SHORT EXERCISE: Extract each line from the entries below that has the string "this" in it.

LISTED ENTRIES:

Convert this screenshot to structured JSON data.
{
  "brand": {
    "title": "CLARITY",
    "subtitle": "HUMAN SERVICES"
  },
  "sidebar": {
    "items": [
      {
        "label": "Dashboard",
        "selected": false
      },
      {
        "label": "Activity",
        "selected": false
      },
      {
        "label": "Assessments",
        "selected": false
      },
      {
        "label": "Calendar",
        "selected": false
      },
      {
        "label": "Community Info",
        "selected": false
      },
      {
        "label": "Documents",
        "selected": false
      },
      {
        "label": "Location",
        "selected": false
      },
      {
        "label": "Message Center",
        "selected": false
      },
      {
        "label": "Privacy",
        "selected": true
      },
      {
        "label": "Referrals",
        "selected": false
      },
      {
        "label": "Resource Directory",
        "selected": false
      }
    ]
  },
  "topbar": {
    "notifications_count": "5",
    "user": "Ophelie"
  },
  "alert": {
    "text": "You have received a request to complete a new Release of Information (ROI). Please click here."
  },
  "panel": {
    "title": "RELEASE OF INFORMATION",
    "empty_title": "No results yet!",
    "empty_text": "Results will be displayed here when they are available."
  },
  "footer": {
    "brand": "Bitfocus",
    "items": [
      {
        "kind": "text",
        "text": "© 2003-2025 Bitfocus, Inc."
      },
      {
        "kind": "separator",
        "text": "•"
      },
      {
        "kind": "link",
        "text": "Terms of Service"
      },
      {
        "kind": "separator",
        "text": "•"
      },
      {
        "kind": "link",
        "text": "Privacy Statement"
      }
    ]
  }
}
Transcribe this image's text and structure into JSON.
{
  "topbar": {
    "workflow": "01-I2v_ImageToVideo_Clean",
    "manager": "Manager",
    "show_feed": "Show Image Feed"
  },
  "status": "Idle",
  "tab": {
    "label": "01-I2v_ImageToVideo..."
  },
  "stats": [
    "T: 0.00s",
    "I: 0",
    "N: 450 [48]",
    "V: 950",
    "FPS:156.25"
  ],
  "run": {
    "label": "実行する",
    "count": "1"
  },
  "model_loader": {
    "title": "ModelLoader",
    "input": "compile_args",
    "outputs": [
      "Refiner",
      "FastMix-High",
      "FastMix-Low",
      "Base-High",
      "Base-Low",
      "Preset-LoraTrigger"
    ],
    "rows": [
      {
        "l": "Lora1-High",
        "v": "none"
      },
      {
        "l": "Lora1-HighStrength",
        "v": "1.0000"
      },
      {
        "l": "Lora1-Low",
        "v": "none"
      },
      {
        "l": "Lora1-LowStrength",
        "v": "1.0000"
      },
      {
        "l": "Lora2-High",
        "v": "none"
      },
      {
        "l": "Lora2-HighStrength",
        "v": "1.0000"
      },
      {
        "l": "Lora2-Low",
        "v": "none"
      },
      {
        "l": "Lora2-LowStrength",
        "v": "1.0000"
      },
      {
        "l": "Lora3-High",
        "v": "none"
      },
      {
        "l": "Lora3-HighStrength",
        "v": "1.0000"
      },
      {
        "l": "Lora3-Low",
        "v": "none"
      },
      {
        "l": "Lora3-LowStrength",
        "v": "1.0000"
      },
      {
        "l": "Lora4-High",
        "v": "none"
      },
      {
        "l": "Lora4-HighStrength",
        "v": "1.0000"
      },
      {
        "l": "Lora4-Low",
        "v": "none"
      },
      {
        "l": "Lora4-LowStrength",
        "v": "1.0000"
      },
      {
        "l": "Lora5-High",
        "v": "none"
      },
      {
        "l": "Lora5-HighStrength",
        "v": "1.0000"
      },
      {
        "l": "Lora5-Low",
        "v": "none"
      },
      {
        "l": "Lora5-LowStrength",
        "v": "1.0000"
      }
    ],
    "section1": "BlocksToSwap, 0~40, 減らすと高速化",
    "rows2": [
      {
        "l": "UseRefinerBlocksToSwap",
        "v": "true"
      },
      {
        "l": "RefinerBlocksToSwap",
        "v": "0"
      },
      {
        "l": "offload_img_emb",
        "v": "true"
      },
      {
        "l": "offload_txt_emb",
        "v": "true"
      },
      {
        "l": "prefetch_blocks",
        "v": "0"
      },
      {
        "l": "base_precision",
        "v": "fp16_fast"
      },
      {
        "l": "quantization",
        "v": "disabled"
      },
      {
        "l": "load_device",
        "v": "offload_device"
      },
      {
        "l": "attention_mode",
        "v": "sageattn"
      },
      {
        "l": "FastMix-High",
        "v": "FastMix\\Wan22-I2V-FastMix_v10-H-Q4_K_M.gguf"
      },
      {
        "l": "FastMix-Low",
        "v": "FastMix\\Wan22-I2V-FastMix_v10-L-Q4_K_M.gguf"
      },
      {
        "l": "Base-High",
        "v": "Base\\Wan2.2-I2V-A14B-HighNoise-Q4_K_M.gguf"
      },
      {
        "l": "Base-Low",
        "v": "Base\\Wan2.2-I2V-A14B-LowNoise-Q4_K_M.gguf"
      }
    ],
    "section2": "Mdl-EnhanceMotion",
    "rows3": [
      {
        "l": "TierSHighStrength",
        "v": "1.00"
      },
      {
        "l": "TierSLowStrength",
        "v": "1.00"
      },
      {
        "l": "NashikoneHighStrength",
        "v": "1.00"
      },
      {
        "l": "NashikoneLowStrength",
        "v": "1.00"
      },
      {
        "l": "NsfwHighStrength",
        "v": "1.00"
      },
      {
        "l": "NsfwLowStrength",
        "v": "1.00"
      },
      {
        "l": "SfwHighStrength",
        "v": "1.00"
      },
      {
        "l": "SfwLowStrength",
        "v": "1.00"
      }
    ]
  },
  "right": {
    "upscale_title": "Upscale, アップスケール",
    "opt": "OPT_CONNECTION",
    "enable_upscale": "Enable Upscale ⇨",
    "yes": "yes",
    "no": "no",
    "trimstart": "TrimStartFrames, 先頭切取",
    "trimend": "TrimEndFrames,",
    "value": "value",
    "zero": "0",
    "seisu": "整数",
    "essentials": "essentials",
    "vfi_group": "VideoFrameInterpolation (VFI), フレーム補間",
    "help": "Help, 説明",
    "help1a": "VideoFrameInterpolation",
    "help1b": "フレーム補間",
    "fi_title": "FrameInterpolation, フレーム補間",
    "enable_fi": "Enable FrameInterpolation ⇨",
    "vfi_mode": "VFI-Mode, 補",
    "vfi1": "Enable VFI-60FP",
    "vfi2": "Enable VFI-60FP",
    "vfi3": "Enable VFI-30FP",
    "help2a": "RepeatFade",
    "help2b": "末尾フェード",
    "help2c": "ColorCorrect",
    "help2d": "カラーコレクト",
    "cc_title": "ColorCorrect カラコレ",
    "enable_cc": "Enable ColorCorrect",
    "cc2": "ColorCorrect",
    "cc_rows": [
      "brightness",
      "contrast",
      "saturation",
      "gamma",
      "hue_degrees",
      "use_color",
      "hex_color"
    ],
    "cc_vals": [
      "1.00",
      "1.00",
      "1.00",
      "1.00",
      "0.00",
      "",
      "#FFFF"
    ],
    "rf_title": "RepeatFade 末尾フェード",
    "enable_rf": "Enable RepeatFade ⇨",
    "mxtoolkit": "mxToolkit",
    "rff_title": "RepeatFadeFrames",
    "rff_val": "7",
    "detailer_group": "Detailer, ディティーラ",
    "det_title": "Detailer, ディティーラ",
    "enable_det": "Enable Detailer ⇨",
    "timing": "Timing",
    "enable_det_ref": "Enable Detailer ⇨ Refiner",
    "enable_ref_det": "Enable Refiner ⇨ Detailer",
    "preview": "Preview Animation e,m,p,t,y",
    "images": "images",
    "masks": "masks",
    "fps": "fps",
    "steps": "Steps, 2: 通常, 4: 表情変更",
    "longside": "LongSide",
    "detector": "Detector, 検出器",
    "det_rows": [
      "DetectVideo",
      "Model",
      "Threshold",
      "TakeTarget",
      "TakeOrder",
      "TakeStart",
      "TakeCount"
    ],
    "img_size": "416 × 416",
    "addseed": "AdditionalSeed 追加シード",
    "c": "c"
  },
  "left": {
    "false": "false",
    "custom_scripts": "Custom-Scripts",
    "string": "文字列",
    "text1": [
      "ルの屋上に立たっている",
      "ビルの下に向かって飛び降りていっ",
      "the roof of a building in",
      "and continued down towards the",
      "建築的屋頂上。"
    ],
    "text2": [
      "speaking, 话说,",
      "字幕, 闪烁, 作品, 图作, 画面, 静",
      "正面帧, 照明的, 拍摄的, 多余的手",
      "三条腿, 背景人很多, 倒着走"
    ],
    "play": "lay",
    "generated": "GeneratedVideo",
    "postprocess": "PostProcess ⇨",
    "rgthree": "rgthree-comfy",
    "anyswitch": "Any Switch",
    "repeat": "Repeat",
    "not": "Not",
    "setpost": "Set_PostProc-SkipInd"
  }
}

RESPONSE TO THE EXERCISE:
Convert this screenshot to structured JSON data.
Transcribe this image's text and structure into JSON.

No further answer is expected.